═══ TASK INPUT

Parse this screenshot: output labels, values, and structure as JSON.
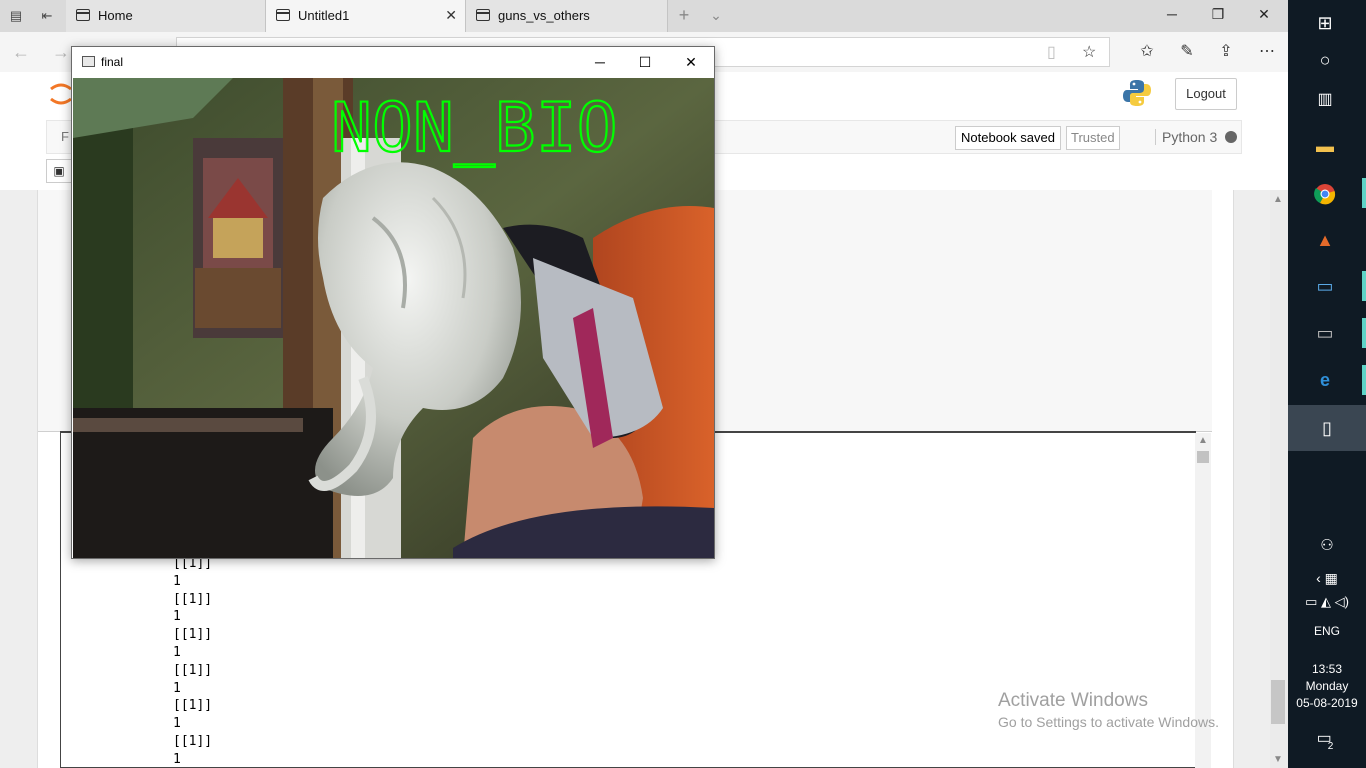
{
  "browser": {
    "tabs": [
      {
        "label": "Home"
      },
      {
        "label": "Untitled1"
      },
      {
        "label": "guns_vs_others"
      }
    ],
    "new_tab_glyph": "+",
    "tab_list_glyph": "⌄",
    "window_controls": {
      "minimize": "─",
      "maximize": "❐",
      "close": "✕"
    },
    "address_url": "",
    "toolbar_icons": [
      "reading-view-icon",
      "favorite-star-icon",
      "favorites-hub-icon",
      "pen-icon",
      "share-icon",
      "more-icon"
    ]
  },
  "jupyter": {
    "menu_first": "F",
    "notebook_status": "Notebook saved",
    "trusted_label": "Trusted",
    "kernel_name": "Python 3",
    "logout_label": "Logout"
  },
  "output": {
    "lines": [
      "[[1]]",
      "1",
      "[[1]]",
      "1",
      "[[1]]",
      "1",
      "[[1]]",
      "1",
      "[[1]]",
      "1",
      "[[1]]",
      "1"
    ]
  },
  "cv_window": {
    "title": "final",
    "overlay_text": "NON_BIO",
    "overlay_color": "#00ff00",
    "controls": {
      "minimize": "─",
      "maximize": "☐",
      "close": "✕"
    }
  },
  "watermark": {
    "title": "Activate Windows",
    "subtitle": "Go to Settings to activate Windows."
  },
  "taskbar": {
    "language": "ENG",
    "time": "13:53",
    "day": "Monday",
    "date": "05-08-2019",
    "notification_count": "2",
    "accent": "#5fd3c7",
    "apps": [
      "windows-start-icon",
      "cortana-icon",
      "task-view-icon",
      "file-explorer-icon",
      "chrome-icon",
      "matlab-icon",
      "remote-desktop-icon",
      "terminal-icon",
      "edge-icon",
      "document-icon"
    ]
  },
  "colors": {
    "taskbar_bg": "#0f1a24",
    "tabbar_bg": "#dadada",
    "active_tab_bg": "#f5f5f5"
  }
}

══════

■ TASK REQUIREMENTS
Quote everything in the listing above exactly; pictures are the only thing to omit.

■ RESPONSE FOR THIS EXERCISE
Parse this screenshot: output labels, values, and structure as JSON.
{
  "browser": {
    "tabs": [
      {
        "label": "Home"
      },
      {
        "label": "Untitled1"
      },
      {
        "label": "guns_vs_others"
      }
    ],
    "new_tab_glyph": "+",
    "tab_list_glyph": "⌄",
    "window_controls": {
      "minimize": "─",
      "maximize": "❐",
      "close": "✕"
    },
    "address_url": "",
    "toolbar_icons": [
      "reading-view-icon",
      "favorite-star-icon",
      "favorites-hub-icon",
      "pen-icon",
      "share-icon",
      "more-icon"
    ]
  },
  "jupyter": {
    "menu_first": "F",
    "notebook_status": "Notebook saved",
    "trusted_label": "Trusted",
    "kernel_name": "Python 3",
    "logout_label": "Logout"
  },
  "output": {
    "lines": [
      "[[1]]",
      "1",
      "[[1]]",
      "1",
      "[[1]]",
      "1",
      "[[1]]",
      "1",
      "[[1]]",
      "1",
      "[[1]]",
      "1"
    ]
  },
  "cv_window": {
    "title": "final",
    "overlay_text": "NON_BIO",
    "overlay_color": "#00ff00",
    "controls": {
      "minimize": "─",
      "maximize": "☐",
      "close": "✕"
    }
  },
  "watermark": {
    "title": "Activate Windows",
    "subtitle": "Go to Settings to activate Windows."
  },
  "taskbar": {
    "language": "ENG",
    "time": "13:53",
    "day": "Monday",
    "date": "05-08-2019",
    "notification_count": "2",
    "accent": "#5fd3c7",
    "apps": [
      "windows-start-icon",
      "cortana-icon",
      "task-view-icon",
      "file-explorer-icon",
      "chrome-icon",
      "matlab-icon",
      "remote-desktop-icon",
      "terminal-icon",
      "edge-icon",
      "document-icon"
    ]
  },
  "colors": {
    "taskbar_bg": "#0f1a24",
    "tabbar_bg": "#dadada",
    "active_tab_bg": "#f5f5f5"
  }
}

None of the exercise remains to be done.